[Figure record listings]
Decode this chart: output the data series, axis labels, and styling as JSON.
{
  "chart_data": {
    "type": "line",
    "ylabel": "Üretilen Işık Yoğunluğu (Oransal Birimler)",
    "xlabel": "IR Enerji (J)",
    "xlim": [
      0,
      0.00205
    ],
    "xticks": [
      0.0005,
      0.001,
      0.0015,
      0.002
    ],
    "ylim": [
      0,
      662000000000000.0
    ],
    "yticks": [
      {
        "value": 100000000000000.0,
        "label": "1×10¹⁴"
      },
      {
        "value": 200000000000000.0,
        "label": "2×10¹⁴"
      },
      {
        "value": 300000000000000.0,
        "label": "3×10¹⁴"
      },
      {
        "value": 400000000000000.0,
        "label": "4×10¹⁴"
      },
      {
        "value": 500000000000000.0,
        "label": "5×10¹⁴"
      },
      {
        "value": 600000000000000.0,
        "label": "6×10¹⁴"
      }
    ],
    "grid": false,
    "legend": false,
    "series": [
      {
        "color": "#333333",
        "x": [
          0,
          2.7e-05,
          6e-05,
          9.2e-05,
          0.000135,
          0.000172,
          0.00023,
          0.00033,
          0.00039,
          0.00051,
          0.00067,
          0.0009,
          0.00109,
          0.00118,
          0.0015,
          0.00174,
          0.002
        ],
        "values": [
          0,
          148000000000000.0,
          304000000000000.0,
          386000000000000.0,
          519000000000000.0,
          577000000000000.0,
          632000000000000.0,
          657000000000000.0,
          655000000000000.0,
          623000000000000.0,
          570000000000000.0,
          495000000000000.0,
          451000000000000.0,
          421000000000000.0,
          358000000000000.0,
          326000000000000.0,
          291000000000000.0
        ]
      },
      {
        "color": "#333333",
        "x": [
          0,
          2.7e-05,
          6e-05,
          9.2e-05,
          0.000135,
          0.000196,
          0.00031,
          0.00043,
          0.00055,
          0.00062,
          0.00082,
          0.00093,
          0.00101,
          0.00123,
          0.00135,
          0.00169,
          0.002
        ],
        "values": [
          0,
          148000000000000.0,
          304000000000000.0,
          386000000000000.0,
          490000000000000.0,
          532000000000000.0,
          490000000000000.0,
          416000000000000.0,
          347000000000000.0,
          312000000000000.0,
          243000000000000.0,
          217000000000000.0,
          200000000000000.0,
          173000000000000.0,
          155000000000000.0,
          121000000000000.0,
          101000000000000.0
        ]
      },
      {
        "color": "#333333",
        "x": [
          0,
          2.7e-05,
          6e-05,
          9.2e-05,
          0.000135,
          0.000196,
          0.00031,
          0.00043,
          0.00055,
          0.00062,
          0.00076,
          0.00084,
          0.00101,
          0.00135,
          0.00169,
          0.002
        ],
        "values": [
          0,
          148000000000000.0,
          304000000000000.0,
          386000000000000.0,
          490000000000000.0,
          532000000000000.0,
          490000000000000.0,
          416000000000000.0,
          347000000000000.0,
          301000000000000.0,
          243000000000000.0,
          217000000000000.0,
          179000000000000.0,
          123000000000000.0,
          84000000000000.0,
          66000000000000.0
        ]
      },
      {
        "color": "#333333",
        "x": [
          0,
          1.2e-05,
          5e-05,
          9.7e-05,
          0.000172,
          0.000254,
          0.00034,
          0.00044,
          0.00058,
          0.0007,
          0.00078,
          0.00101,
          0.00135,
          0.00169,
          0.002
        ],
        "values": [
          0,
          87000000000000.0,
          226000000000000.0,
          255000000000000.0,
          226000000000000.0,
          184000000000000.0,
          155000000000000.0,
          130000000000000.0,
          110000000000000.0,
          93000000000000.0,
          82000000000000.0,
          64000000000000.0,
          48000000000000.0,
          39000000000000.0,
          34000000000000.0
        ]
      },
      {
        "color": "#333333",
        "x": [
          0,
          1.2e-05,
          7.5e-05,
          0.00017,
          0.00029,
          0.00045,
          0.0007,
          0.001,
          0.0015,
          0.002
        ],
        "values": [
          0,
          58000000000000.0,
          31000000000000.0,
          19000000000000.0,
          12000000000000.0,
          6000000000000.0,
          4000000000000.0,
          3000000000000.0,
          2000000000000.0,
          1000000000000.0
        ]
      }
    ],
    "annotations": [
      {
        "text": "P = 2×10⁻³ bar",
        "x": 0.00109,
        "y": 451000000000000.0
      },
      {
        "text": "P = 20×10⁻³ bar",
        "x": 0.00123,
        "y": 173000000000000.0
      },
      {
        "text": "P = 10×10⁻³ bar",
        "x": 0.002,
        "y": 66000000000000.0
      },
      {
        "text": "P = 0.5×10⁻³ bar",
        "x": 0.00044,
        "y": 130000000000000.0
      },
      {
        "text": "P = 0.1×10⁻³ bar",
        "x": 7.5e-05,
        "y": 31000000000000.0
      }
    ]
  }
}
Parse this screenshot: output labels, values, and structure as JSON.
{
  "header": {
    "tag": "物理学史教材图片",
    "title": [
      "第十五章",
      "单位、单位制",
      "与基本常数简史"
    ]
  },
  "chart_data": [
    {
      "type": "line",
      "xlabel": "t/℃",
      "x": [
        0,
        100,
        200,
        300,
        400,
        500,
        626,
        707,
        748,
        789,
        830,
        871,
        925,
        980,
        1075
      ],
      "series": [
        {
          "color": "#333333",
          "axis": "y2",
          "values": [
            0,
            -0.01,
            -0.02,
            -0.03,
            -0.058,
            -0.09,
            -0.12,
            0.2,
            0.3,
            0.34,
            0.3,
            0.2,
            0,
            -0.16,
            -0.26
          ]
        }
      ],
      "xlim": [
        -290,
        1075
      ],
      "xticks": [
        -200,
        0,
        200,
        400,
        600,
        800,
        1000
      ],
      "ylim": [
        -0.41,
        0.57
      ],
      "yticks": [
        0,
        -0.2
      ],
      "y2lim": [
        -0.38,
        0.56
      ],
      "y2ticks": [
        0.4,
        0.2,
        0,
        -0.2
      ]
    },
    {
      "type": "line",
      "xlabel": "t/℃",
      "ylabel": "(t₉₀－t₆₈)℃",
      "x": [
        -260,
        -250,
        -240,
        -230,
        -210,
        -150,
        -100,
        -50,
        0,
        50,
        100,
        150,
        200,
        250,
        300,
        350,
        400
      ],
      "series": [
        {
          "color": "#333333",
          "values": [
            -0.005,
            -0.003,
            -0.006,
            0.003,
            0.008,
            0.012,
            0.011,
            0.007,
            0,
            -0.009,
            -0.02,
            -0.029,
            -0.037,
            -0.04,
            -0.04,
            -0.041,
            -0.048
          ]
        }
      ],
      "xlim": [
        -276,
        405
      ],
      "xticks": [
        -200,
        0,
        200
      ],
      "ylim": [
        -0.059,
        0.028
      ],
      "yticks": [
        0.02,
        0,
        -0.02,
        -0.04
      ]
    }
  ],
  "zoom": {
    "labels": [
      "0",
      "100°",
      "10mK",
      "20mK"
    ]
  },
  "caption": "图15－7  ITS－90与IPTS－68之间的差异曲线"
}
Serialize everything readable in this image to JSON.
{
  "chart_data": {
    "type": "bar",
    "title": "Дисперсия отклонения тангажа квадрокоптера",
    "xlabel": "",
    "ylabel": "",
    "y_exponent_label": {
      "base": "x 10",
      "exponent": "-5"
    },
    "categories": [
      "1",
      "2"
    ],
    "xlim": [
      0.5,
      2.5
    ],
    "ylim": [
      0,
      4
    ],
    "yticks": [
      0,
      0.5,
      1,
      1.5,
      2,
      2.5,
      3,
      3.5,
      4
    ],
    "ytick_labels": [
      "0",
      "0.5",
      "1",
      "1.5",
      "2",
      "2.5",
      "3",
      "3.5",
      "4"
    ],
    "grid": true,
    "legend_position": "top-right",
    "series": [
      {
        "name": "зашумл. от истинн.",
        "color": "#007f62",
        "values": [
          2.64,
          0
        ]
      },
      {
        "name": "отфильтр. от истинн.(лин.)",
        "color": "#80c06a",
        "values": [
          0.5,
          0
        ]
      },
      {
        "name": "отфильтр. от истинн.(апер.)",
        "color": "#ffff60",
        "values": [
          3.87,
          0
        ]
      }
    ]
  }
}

• Written problem: Leave out every line before the one containing "Serialize everything readable"; set down that line and all remaining lines of the material exactly.

• The completed task:
Serialize everything readable in this image to JSON.
{
  "chart_data": {
    "type": "bar",
    "title": "Дисперсия отклонения тангажа квадрокоптера",
    "xlabel": "",
    "ylabel": "",
    "y_exponent_label": {
      "base": "x 10",
      "exponent": "-5"
    },
    "categories": [
      "1",
      "2"
    ],
    "xlim": [
      0.5,
      2.5
    ],
    "ylim": [
      0,
      4
    ],
    "yticks": [
      0,
      0.5,
      1,
      1.5,
      2,
      2.5,
      3,
      3.5,
      4
    ],
    "ytick_labels": [
      "0",
      "0.5",
      "1",
      "1.5",
      "2",
      "2.5",
      "3",
      "3.5",
      "4"
    ],
    "grid": true,
    "legend_position": "top-right",
    "series": [
      {
        "name": "зашумл. от истинн.",
        "color": "#007f62",
        "values": [
          2.64,
          0
        ]
      },
      {
        "name": "отфильтр. от истинн.(лин.)",
        "color": "#80c06a",
        "values": [
          0.5,
          0
        ]
      },
      {
        "name": "отфильтр. от истинн.(апер.)",
        "color": "#ffff60",
        "values": [
          3.87,
          0
        ]
      }
    ]
  }
}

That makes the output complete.